Excerpts from a figure dataset
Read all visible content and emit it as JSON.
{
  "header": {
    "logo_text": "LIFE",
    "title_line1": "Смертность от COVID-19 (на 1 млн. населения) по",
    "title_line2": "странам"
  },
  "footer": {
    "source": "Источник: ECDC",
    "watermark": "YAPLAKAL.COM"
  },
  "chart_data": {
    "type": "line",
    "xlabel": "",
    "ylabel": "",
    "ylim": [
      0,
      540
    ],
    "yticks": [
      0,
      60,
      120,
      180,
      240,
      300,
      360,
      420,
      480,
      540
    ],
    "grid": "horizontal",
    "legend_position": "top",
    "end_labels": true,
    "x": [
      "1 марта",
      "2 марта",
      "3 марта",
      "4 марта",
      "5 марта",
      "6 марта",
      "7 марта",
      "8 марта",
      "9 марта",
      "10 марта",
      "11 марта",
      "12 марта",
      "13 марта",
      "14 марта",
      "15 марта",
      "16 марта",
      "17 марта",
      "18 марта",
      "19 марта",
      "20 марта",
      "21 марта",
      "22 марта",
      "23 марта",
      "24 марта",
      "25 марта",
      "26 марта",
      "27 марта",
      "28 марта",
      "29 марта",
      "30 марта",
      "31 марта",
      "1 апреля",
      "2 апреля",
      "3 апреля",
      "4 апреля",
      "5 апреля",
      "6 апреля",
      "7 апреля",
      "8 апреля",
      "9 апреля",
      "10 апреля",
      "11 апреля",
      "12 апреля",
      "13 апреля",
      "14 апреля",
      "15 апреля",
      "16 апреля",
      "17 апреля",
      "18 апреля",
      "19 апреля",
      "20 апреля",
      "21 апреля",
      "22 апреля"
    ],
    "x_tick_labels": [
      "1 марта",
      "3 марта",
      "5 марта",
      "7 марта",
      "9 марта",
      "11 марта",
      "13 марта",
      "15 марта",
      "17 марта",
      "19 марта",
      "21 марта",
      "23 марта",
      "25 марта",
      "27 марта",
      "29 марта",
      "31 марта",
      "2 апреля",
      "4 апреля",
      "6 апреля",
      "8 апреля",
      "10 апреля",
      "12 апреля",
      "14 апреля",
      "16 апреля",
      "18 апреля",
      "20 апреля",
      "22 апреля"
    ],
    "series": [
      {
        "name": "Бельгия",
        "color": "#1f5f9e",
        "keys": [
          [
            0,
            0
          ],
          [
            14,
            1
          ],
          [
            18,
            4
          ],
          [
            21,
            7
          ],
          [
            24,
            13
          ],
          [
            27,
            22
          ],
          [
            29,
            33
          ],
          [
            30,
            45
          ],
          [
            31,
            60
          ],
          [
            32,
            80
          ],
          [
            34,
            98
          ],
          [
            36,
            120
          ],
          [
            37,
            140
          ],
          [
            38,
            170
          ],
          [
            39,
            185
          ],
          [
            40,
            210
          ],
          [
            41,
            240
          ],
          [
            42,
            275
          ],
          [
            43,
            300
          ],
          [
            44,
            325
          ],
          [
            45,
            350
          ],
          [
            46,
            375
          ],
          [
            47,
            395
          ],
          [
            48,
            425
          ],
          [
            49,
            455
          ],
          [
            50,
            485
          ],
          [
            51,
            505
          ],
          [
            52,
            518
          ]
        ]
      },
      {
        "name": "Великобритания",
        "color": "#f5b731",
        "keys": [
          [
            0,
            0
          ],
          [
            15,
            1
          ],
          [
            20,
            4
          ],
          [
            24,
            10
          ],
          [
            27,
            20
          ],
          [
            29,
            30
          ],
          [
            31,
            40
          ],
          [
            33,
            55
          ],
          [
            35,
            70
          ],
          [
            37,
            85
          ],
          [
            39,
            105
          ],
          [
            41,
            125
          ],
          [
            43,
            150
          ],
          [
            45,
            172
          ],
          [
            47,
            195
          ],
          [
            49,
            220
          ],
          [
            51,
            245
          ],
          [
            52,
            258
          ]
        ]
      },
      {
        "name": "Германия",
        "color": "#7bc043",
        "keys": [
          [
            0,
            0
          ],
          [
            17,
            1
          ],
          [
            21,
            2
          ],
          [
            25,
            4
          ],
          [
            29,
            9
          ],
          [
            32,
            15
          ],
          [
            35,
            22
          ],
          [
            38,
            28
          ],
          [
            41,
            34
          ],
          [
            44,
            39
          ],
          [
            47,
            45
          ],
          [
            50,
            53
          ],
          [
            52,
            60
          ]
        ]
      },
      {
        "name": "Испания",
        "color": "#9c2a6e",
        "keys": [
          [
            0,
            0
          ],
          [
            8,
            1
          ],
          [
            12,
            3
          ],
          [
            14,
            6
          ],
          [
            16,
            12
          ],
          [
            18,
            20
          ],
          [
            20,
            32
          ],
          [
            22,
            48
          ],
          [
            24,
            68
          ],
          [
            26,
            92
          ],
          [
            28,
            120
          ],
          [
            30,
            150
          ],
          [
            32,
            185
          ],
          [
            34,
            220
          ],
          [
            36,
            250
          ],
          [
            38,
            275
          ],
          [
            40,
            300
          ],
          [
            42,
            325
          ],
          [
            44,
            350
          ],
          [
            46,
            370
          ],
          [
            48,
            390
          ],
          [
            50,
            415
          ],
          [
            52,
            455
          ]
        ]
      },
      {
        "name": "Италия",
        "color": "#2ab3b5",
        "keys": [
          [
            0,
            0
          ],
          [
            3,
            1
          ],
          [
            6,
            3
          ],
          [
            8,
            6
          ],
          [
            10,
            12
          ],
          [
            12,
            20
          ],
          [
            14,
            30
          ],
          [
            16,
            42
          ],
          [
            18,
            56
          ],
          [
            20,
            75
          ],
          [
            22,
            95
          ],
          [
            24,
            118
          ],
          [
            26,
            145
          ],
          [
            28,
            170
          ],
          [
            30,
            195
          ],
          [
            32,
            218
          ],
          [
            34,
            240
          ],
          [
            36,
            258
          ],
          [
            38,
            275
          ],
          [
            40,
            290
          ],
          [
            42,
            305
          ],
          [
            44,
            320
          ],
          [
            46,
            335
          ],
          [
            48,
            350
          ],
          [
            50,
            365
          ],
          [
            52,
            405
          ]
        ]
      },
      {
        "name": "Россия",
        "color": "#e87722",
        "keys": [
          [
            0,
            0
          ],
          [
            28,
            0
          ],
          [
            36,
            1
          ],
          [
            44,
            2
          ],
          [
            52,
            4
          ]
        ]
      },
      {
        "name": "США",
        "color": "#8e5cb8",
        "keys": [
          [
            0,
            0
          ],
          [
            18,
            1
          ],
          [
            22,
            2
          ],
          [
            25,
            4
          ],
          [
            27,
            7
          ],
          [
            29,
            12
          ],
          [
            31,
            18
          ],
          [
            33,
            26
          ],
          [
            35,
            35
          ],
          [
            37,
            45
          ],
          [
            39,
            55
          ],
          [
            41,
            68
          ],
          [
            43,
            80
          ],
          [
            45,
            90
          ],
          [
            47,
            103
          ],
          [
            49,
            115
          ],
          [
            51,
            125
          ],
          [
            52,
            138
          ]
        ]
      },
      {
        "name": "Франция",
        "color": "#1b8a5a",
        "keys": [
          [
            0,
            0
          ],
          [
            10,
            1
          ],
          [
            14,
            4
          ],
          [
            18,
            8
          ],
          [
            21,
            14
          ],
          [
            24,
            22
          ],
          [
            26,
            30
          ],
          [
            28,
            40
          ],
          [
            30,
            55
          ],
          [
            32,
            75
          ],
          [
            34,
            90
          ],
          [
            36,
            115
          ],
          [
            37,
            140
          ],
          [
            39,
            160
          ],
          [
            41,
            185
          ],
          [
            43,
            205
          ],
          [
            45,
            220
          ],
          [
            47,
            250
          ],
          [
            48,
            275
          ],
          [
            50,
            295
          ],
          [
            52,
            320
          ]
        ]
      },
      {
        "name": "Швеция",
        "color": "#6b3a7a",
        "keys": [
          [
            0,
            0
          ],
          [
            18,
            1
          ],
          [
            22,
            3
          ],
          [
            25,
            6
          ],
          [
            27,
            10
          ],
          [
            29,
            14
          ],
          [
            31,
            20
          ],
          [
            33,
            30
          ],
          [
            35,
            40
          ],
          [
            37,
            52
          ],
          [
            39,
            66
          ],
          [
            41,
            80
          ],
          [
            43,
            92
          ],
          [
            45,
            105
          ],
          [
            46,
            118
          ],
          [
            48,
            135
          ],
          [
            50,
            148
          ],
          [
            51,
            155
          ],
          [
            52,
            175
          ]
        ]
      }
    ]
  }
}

SHORT TASK:
Identify each line of the material where the word "name" shows up, and copy it.

EXERCISE SOLUTION:
        "name": "Бельгия",
        "name": "Великобритания",
        "name": "Германия",
        "name": "Испания",
        "name": "Италия",
        "name": "Россия",
        "name": "США",
        "name": "Франция",
        "name": "Швеция",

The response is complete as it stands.